┌─ Records shown
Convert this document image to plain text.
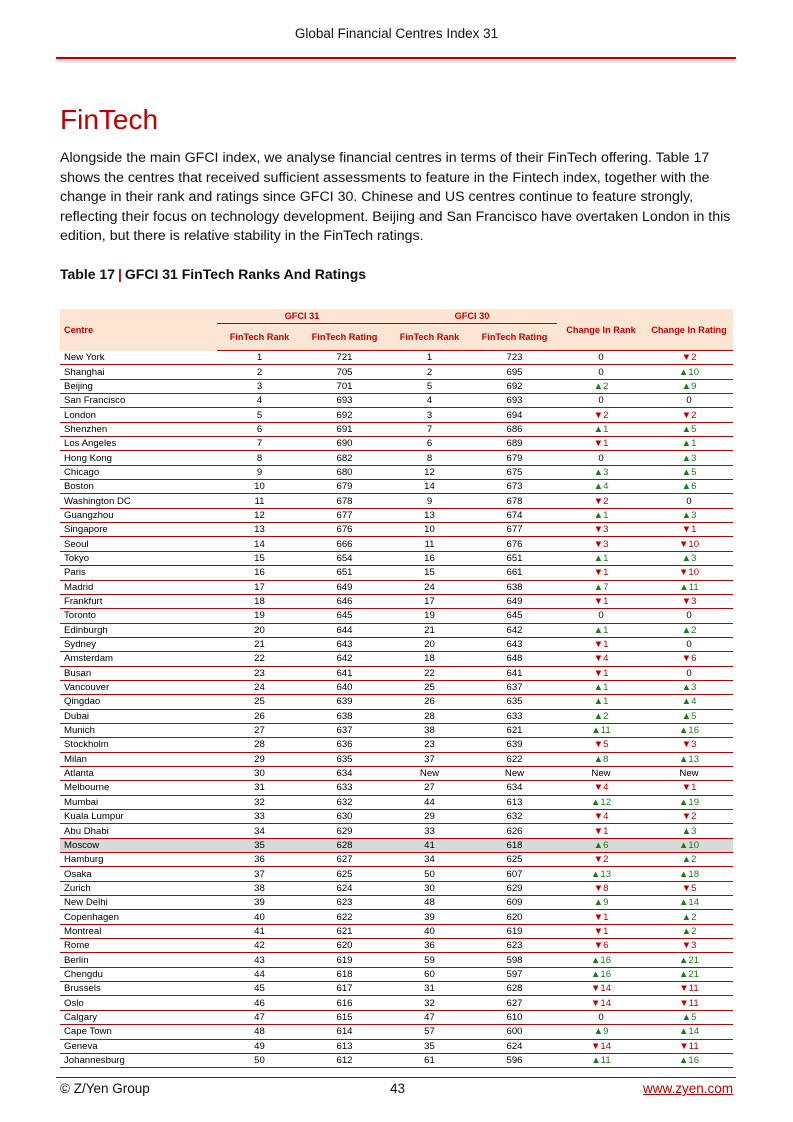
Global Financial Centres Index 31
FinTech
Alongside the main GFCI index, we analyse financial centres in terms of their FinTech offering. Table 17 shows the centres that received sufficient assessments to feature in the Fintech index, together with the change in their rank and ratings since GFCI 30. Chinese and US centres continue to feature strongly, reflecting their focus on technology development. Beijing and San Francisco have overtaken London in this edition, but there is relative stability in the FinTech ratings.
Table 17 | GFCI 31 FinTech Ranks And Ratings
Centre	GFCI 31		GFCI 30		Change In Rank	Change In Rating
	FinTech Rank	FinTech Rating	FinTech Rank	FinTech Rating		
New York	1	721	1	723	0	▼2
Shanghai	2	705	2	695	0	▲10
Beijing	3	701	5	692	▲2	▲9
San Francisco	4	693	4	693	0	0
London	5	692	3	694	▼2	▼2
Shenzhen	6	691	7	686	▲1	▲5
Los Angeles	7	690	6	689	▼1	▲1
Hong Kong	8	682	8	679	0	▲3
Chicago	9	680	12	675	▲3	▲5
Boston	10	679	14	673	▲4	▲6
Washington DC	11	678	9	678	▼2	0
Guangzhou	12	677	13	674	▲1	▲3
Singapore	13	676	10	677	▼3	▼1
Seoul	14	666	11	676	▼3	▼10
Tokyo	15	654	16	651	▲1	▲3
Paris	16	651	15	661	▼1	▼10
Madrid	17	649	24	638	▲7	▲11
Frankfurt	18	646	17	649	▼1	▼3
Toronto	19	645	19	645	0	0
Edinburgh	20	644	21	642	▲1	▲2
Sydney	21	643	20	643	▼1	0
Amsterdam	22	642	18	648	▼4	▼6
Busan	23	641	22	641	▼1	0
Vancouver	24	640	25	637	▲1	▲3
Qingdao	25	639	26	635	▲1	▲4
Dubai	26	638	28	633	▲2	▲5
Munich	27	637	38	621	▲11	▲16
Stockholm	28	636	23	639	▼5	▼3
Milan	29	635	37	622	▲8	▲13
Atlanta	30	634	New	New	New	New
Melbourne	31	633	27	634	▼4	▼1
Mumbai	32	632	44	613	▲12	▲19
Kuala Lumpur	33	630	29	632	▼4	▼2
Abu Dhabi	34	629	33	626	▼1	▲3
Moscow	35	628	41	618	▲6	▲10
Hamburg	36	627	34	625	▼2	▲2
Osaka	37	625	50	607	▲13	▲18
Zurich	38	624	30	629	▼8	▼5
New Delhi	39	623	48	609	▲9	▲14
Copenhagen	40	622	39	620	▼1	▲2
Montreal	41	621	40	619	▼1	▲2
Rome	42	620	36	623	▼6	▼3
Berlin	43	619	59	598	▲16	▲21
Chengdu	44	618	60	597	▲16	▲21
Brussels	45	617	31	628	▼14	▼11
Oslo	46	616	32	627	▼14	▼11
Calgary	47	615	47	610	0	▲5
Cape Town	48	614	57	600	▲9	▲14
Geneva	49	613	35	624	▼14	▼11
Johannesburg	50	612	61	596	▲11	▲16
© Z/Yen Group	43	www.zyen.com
└─
• Task statement
Gather all lines where the word "GFCI" appears.

• Solution below
Alongside the main GFCI index, we analyse financial centres in terms of their FinTech offering. Table 17 shows the centres that received sufficient assessments to feature in the Fintech index, together with the change in their rank and ratings since GFCI 30. Chinese and US centres continue to feature strongly, reflecting their focus on technology development. Beijing and San Francisco have overtaken London in this edition, but there is relative stability in the FinTech ratings.
Table 17 | GFCI 31 FinTech Ranks And Ratings
Centre	GFCI 31		GFCI 30		Change In Rank	Change In Rating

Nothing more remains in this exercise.